→ EXERCISE DIRECTIONS
Scan the entries below. List each line with "JSON".

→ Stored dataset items
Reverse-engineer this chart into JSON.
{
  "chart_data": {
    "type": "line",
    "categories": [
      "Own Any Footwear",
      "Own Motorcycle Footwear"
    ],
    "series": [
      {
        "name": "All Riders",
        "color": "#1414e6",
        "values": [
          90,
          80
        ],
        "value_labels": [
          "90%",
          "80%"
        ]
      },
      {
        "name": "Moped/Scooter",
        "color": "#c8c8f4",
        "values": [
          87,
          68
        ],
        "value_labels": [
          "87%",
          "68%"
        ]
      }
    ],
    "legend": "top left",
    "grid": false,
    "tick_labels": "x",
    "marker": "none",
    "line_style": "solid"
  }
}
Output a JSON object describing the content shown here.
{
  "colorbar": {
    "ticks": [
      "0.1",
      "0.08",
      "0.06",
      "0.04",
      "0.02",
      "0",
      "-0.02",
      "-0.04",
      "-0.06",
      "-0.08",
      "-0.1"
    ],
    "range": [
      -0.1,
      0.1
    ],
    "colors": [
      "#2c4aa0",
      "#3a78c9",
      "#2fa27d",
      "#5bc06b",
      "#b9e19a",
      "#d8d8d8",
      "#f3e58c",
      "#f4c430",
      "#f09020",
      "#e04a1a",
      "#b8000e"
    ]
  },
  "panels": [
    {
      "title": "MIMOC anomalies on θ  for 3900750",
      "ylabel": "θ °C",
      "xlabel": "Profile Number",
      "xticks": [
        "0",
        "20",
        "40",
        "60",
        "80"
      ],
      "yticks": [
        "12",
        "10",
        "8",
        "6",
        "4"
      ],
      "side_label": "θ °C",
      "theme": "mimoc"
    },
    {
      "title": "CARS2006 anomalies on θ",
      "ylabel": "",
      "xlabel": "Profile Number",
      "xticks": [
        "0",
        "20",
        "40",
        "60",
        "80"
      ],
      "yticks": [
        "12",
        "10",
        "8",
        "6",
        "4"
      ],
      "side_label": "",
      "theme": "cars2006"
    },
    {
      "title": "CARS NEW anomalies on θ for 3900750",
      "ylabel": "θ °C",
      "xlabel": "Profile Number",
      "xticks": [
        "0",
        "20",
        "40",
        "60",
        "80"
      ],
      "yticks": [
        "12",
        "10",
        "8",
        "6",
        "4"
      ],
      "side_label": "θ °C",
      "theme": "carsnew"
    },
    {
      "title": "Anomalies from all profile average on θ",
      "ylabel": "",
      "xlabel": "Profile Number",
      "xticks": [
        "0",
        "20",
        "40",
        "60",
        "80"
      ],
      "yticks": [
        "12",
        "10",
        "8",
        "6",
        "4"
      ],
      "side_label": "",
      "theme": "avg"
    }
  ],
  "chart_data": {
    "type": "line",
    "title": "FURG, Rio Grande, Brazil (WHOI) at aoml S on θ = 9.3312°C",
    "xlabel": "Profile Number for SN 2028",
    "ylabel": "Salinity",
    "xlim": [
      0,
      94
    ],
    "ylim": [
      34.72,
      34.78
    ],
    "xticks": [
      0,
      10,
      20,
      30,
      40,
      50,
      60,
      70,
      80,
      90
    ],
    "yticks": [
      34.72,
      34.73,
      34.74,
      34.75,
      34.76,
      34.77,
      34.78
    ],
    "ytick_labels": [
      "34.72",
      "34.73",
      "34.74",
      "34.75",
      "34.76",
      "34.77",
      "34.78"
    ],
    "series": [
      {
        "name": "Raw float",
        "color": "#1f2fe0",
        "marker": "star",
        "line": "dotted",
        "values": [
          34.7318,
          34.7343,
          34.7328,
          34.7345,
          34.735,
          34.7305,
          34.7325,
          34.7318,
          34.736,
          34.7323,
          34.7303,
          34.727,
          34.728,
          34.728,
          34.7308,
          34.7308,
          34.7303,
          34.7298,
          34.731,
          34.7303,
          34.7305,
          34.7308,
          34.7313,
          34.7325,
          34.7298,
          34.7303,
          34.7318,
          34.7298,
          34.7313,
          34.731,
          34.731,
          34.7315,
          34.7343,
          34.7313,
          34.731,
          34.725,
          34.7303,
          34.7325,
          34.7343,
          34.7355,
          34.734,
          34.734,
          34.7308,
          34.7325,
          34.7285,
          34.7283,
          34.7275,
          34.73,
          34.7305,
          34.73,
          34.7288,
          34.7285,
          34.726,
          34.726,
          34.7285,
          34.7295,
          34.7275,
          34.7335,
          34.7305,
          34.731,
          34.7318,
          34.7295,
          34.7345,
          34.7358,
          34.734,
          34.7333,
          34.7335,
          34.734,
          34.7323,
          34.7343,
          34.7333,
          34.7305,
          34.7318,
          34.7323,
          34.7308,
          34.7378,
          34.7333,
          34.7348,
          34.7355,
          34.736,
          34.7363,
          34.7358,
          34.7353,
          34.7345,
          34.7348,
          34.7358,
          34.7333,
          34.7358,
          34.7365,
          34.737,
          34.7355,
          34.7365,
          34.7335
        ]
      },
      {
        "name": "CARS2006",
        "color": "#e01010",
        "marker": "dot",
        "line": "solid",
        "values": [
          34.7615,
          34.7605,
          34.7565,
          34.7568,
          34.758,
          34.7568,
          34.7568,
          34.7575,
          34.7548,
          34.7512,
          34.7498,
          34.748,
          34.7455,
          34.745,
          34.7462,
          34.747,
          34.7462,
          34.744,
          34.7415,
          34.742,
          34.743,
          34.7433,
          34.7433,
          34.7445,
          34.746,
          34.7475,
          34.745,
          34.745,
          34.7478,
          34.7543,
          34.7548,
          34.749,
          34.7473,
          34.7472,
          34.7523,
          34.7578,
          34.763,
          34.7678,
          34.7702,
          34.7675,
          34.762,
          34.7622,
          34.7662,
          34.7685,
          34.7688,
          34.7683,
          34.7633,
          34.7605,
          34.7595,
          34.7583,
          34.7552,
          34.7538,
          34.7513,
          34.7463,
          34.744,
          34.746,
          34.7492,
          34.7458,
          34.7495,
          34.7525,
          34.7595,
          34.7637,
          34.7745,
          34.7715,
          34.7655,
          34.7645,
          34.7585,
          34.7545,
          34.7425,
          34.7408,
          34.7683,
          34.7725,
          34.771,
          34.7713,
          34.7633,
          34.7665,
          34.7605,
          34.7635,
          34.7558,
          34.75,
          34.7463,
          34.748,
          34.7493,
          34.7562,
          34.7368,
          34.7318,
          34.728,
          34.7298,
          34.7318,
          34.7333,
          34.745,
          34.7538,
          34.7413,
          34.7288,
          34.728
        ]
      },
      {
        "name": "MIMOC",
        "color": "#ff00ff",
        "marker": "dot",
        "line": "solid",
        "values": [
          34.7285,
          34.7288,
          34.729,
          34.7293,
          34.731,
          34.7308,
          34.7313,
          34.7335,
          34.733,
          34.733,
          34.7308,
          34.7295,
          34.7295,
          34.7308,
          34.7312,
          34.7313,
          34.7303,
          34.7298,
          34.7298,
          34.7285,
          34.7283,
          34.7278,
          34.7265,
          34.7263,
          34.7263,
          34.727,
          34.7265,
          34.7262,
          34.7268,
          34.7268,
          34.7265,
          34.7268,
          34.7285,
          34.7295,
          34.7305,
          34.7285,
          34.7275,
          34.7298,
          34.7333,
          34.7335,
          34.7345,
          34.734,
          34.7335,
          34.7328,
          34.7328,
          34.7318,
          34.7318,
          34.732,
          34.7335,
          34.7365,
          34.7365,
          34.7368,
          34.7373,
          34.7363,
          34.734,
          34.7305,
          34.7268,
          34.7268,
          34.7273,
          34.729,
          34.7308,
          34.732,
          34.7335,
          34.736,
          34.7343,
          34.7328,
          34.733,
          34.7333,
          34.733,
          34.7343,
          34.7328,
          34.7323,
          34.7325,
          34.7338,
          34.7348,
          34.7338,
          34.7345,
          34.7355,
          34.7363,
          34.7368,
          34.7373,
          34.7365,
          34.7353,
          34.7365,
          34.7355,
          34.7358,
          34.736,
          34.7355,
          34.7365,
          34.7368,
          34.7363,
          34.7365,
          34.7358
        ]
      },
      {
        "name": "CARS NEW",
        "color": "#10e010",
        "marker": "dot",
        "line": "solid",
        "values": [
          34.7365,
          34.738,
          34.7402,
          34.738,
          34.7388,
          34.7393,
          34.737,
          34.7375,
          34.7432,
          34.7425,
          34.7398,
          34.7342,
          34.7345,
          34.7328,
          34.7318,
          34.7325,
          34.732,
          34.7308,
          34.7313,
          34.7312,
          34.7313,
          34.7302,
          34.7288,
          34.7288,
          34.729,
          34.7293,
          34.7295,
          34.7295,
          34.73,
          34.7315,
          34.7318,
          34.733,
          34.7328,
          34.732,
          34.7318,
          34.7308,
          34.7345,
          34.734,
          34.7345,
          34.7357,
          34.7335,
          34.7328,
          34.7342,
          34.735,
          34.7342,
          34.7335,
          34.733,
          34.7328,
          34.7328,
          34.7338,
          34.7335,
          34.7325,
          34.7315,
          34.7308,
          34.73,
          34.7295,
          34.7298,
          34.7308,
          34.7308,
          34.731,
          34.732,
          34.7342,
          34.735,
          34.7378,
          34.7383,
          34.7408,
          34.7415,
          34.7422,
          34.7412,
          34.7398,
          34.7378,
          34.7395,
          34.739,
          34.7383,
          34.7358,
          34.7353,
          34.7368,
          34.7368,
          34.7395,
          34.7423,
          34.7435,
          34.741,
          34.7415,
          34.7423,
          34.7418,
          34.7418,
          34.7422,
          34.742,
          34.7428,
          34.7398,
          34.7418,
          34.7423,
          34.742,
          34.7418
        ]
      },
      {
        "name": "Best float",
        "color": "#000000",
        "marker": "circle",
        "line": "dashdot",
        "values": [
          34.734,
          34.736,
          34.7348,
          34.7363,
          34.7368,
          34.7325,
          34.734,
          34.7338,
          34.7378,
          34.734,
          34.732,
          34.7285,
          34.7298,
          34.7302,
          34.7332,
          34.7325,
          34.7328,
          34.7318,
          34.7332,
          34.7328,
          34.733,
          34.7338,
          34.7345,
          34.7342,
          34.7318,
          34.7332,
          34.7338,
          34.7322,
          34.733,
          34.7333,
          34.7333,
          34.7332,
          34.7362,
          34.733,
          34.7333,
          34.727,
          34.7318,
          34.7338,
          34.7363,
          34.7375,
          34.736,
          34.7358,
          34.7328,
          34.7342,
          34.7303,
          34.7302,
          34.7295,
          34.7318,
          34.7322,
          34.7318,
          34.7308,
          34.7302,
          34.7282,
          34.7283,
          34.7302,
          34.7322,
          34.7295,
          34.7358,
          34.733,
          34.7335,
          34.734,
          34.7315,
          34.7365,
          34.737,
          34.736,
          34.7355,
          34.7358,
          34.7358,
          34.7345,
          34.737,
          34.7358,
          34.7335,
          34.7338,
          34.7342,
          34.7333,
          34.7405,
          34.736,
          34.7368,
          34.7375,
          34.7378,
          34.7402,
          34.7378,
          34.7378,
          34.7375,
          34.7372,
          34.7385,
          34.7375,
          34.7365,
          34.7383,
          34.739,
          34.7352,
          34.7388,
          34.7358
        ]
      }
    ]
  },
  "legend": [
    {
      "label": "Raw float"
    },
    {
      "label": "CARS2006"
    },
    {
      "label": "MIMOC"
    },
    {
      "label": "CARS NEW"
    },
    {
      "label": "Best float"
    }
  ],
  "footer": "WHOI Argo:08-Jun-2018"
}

→ TASK OUTPUT
Reverse-engineer this chart into JSON.
Output a JSON object describing the content shown here.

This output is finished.